- _Exercise details_: Retype every entry exactly, character for character.

[Lines of data]

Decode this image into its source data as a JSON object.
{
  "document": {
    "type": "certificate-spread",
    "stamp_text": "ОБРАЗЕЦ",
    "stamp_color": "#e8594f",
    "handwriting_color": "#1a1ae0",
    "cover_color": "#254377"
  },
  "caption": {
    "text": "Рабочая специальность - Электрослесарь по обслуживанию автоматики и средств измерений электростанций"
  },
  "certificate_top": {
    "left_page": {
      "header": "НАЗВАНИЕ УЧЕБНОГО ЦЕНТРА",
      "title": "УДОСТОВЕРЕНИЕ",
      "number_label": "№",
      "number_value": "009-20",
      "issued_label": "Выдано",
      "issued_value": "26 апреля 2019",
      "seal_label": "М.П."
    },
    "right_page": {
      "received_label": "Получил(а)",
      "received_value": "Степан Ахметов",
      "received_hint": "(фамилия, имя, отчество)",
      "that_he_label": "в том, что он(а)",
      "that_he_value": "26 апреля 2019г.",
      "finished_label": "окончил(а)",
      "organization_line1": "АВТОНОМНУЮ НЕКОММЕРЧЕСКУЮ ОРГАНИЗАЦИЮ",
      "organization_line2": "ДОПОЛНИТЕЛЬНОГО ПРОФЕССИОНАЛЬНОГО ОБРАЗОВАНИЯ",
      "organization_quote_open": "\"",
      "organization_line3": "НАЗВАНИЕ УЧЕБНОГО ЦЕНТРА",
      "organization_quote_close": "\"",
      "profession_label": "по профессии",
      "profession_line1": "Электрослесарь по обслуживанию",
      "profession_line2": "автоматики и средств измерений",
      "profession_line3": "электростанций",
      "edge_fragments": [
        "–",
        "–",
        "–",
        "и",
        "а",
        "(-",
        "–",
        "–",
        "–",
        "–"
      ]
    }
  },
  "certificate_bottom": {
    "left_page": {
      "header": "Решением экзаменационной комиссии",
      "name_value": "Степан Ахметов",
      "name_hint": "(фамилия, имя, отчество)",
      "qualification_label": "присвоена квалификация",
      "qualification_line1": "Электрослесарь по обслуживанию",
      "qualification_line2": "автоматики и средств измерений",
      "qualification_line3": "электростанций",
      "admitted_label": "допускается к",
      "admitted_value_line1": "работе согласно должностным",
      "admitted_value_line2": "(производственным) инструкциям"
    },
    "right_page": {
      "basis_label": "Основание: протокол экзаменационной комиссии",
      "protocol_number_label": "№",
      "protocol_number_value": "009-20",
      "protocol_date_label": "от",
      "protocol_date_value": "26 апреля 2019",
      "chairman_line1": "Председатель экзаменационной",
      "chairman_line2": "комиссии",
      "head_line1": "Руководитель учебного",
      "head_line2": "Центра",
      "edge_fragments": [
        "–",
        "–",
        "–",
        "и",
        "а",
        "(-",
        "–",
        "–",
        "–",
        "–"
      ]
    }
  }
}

- _Solved problem_:
Decode this image into its source data as a JSON object.
{
  "document": {
    "type": "certificate-spread",
    "stamp_text": "ОБРАЗЕЦ",
    "stamp_color": "#e8594f",
    "handwriting_color": "#1a1ae0",
    "cover_color": "#254377"
  },
  "caption": {
    "text": "Рабочая специальность - Электрослесарь по обслуживанию автоматики и средств измерений электростанций"
  },
  "certificate_top": {
    "left_page": {
      "header": "НАЗВАНИЕ УЧЕБНОГО ЦЕНТРА",
      "title": "УДОСТОВЕРЕНИЕ",
      "number_label": "№",
      "number_value": "009-20",
      "issued_label": "Выдано",
      "issued_value": "26 апреля 2019",
      "seal_label": "М.П."
    },
    "right_page": {
      "received_label": "Получил(а)",
      "received_value": "Степан Ахметов",
      "received_hint": "(фамилия, имя, отчество)",
      "that_he_label": "в том, что он(а)",
      "that_he_value": "26 апреля 2019г.",
      "finished_label": "окончил(а)",
      "organization_line1": "АВТОНОМНУЮ НЕКОММЕРЧЕСКУЮ ОРГАНИЗАЦИЮ",
      "organization_line2": "ДОПОЛНИТЕЛЬНОГО ПРОФЕССИОНАЛЬНОГО ОБРАЗОВАНИЯ",
      "organization_quote_open": "\"",
      "organization_line3": "НАЗВАНИЕ УЧЕБНОГО ЦЕНТРА",
      "organization_quote_close": "\"",
      "profession_label": "по профессии",
      "profession_line1": "Электрослесарь по обслуживанию",
      "profession_line2": "автоматики и средств измерений",
      "profession_line3": "электростанций",
      "edge_fragments": [
        "–",
        "–",
        "–",
        "и",
        "а",
        "(-",
        "–",
        "–",
        "–",
        "–"
      ]
    }
  },
  "certificate_bottom": {
    "left_page": {
      "header": "Решением экзаменационной комиссии",
      "name_value": "Степан Ахметов",
      "name_hint": "(фамилия, имя, отчество)",
      "qualification_label": "присвоена квалификация",
      "qualification_line1": "Электрослесарь по обслуживанию",
      "qualification_line2": "автоматики и средств измерений",
      "qualification_line3": "электростанций",
      "admitted_label": "допускается к",
      "admitted_value_line1": "работе согласно должностным",
      "admitted_value_line2": "(производственным) инструкциям"
    },
    "right_page": {
      "basis_label": "Основание: протокол экзаменационной комиссии",
      "protocol_number_label": "№",
      "protocol_number_value": "009-20",
      "protocol_date_label": "от",
      "protocol_date_value": "26 апреля 2019",
      "chairman_line1": "Председатель экзаменационной",
      "chairman_line2": "комиссии",
      "head_line1": "Руководитель учебного",
      "head_line2": "Центра",
      "edge_fragments": [
        "–",
        "–",
        "–",
        "и",
        "а",
        "(-",
        "–",
        "–",
        "–",
        "–"
      ]
    }
  }
}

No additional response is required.